# Consigna 1:
Enumera los sentidos que menciona el texto sobre Atala y Elisa en su último párrafo e indica qué permite reconocer o decidir cada uno.
# Consigna 2:
Responde estas preguntas sobre el texto sobre Atala y Elisa:
(a) ¿Qué ve primero el niño al asomarse a la ventana del avión?
(b) ¿Qué le pregunta el niño a su madre?
(c) ¿Qué edad se atribuye a la autora de la novela en lo que se ha dicho de ella?
# Consigna 3:
Prosigue el texto sobre Atala y Elisa a partir del punto en que termina.

# Texto de estudio:
★ ★ ★ ★

Ilustración: Elisa Estévez.
Por: Santiago José Sepúlveda Montenegro
“…solo entendemos el cambio si conocemos su proceso”.
Fragmento – Atala y Elisa, de Elisa Estévez.
Recuerdo la primera vez que volé en avión. Era muy pequeño, así que las imágenes que quedan de aquella experiencia podrían ser ficciones, momentos reconstruidos a partir de lo que me contó mi madre luego de algunos años. Pero la imagen, cierta o no, es la de un niño que se asoma a la ventana y ve, primero, la tierra que se aleja y el abismo que se va formando. La emoción de ir por primera vez al cielo lo embarga. Luego, frente a la ventanilla, ve un tapete largo de nubes, otras nubes que pasan, se rompen, pero que permanecen ahí, inmóviles. “¿Y dónde están los ángeles?”, le pregunta el niño a su madre.
No recuerdo su respuesta, pero sí recuerdo que, justo en ese momento, la idea que tenía de Dios desapareció, se esfumó: eran más consistentes las nubes. Luego de eso he conocido otros abismos, me he desencantado muchas veces, pero nunca los abismos han sido tan profundos ni los desencantos tan dolorosos como cuando esos abismos han sido abismos íntimos.
Atala y Elisa, más allá de lo que se ha dicho de ella (que es de una niña de diecisiete, que es una novela para jóvenes, para adolescentes, y más allá de las preguntas de periodista como “cuál es tu mensaje para los jóvenes escritores”), más allá de todo eso, logra retratar muchos de esos abismos que rara vez nos atrevemos a mirar. Y es que es difícil, porque las herramientas que normalmente usamos no sirven de forma directa para eso: con los ojos reconocemos que sangramos, con el tacto sabemos de un golpe, con el olfato decidimos meternos a la ducha. Pero ¿qué herramientas son las que usamos para reconocer la tristeza, el amor, el gran malestar de no encajar?

★ ★ ★ ★

# Listado de datos:

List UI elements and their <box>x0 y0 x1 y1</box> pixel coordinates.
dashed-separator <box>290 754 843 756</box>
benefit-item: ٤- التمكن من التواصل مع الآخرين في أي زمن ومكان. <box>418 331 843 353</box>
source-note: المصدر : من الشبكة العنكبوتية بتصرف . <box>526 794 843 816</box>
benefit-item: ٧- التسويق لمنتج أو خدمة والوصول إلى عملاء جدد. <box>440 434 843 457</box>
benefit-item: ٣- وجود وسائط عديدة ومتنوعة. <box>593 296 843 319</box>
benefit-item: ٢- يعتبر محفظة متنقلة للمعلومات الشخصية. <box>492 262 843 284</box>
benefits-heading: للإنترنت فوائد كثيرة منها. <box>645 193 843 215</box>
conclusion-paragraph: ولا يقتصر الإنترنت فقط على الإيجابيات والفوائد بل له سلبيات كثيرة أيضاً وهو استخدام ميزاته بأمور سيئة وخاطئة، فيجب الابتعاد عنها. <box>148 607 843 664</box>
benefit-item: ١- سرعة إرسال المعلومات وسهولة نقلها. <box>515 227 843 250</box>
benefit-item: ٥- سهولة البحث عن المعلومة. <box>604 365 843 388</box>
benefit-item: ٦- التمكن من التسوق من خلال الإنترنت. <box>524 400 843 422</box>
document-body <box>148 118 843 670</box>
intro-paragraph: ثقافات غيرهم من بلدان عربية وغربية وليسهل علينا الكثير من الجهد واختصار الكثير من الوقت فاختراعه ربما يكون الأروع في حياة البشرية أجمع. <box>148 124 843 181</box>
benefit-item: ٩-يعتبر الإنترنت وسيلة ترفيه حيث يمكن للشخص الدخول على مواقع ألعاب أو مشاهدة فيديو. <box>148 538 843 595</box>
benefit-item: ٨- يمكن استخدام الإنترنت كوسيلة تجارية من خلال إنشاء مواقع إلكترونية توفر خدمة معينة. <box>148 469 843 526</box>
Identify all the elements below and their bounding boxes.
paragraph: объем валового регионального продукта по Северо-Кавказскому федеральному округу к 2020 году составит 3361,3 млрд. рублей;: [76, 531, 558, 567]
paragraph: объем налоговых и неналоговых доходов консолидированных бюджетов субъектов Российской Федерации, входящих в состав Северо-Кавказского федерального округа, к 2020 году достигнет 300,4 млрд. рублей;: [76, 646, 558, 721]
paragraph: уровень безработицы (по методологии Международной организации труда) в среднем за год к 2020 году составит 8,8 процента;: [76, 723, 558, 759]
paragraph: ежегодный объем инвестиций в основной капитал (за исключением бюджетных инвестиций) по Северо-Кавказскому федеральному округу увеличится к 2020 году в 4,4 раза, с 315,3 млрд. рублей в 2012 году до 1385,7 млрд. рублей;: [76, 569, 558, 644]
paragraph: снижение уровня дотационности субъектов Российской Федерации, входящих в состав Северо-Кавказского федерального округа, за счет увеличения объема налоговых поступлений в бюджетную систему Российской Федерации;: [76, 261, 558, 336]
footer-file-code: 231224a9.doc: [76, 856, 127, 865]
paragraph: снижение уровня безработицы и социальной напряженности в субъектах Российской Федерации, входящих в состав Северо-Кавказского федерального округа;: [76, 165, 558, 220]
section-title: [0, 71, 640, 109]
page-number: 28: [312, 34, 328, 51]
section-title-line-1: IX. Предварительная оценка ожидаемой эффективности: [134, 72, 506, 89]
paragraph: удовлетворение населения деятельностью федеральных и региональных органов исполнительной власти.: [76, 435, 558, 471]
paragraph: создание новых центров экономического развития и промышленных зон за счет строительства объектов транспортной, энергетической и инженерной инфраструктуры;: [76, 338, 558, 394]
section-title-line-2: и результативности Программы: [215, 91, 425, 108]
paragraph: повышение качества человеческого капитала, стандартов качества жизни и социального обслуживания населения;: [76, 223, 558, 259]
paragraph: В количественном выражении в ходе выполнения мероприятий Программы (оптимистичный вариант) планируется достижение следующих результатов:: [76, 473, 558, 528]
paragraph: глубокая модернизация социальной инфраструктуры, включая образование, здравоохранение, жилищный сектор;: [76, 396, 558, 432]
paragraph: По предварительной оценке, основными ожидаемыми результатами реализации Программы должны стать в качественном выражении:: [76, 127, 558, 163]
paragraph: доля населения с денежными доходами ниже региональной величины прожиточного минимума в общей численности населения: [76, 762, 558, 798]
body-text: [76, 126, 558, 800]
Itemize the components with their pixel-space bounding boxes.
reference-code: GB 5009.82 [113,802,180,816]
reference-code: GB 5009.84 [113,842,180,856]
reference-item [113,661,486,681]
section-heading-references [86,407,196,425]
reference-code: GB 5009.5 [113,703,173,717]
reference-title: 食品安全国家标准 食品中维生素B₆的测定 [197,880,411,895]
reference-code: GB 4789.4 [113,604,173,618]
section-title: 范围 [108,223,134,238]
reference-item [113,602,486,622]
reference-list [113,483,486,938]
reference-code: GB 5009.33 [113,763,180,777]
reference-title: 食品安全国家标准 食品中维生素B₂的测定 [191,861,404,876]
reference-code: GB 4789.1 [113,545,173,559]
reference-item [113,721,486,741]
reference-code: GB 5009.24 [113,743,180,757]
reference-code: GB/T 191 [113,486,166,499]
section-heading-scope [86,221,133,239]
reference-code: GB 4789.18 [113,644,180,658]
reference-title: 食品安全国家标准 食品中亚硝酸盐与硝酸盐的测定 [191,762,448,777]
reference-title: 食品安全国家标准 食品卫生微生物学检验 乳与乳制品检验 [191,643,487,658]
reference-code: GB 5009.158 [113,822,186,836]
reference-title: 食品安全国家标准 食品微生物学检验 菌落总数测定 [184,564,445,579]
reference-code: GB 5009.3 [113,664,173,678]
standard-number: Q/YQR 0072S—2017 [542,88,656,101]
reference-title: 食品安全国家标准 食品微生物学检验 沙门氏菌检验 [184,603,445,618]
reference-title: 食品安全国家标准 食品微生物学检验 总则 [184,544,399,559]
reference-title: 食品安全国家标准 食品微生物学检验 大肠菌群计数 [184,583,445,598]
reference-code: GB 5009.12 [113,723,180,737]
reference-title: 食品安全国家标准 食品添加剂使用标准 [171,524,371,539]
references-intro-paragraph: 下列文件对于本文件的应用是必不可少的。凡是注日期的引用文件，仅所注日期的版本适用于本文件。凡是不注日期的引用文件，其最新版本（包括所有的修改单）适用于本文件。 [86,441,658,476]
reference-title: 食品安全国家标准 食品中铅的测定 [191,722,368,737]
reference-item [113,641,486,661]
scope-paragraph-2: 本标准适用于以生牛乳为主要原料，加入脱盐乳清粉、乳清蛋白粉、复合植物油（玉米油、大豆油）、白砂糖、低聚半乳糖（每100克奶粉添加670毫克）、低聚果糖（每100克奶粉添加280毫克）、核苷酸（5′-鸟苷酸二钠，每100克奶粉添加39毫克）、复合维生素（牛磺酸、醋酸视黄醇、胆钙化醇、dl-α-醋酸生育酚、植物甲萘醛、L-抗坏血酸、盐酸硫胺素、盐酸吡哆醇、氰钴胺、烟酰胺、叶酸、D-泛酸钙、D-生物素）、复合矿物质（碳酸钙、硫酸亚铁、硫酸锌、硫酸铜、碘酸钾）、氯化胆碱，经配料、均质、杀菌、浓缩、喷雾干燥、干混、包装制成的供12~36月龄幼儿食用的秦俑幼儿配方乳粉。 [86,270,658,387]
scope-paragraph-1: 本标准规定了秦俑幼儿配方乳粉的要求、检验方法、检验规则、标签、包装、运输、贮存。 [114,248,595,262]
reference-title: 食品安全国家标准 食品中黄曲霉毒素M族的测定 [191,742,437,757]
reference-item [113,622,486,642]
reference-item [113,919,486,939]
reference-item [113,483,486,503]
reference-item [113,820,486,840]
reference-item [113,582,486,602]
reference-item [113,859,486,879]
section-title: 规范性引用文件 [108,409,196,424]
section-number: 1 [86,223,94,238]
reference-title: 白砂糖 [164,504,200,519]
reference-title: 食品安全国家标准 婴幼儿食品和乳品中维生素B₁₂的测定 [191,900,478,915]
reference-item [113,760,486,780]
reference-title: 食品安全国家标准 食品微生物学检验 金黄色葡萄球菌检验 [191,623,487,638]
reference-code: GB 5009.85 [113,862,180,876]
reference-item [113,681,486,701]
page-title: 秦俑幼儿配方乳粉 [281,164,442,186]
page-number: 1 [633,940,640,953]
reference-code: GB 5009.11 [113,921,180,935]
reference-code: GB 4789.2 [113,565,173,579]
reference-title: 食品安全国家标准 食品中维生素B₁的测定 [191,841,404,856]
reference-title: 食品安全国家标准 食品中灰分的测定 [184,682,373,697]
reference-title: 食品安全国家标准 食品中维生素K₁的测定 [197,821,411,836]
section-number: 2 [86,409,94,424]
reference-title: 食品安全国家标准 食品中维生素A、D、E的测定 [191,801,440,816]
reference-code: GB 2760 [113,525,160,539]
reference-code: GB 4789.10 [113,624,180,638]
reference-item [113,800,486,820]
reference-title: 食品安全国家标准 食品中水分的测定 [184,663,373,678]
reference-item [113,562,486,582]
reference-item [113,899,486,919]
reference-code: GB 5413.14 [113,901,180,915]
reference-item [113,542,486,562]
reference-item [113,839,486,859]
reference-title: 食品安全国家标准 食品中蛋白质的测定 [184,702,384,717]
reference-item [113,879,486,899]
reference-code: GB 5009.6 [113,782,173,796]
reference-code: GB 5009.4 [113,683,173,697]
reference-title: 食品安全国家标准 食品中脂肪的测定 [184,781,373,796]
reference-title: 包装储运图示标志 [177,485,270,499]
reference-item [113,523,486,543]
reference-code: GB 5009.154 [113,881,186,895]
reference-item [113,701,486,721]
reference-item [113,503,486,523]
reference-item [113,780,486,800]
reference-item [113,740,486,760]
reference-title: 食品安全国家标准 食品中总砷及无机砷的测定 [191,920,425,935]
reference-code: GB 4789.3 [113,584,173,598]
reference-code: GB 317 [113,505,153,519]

★ ★ ★ ★

# Respuesta escrita 1:
- Los ojos: reconocemos que sangramos.
- El tacto: sabemos de un golpe.
- El olfato: decidimos meternos a la ducha.

# Respuesta escrita 2:
(a) La tierra que se aleja y el abismo que se va formando.
(b) "¿Y dónde están los ángeles?"
(c) Diecisiete años.

# Respuesta escrita 3:
Creo que, a medida que vamos leyendo esta novela, vamos descubriéndolo: no porque tenga respuestas a grandes preguntas filosóficas, o porque sea una novela sesuda y erudita (aunque ya he oído eso un par de veces), sino porque Atala, una chica de diecisiete años, logra ser sincera con ella misma, y así va mostrándonos sus abismos.
Las decisiones que la narradora toma a lo largo de la novela (qué decir, cómo decirlo, cuándo), permiten que a nuestros ojos se vaya construyendo un mundo que da cuenta de su mirada: las descripciones del espacio están cargadas de intimidad, los sueños reflejan el enfrentamiento de realidad y deseo, y la voz, que parece descuidada e impaciente, logra contener la naturaleza profundamente observadora del personaje.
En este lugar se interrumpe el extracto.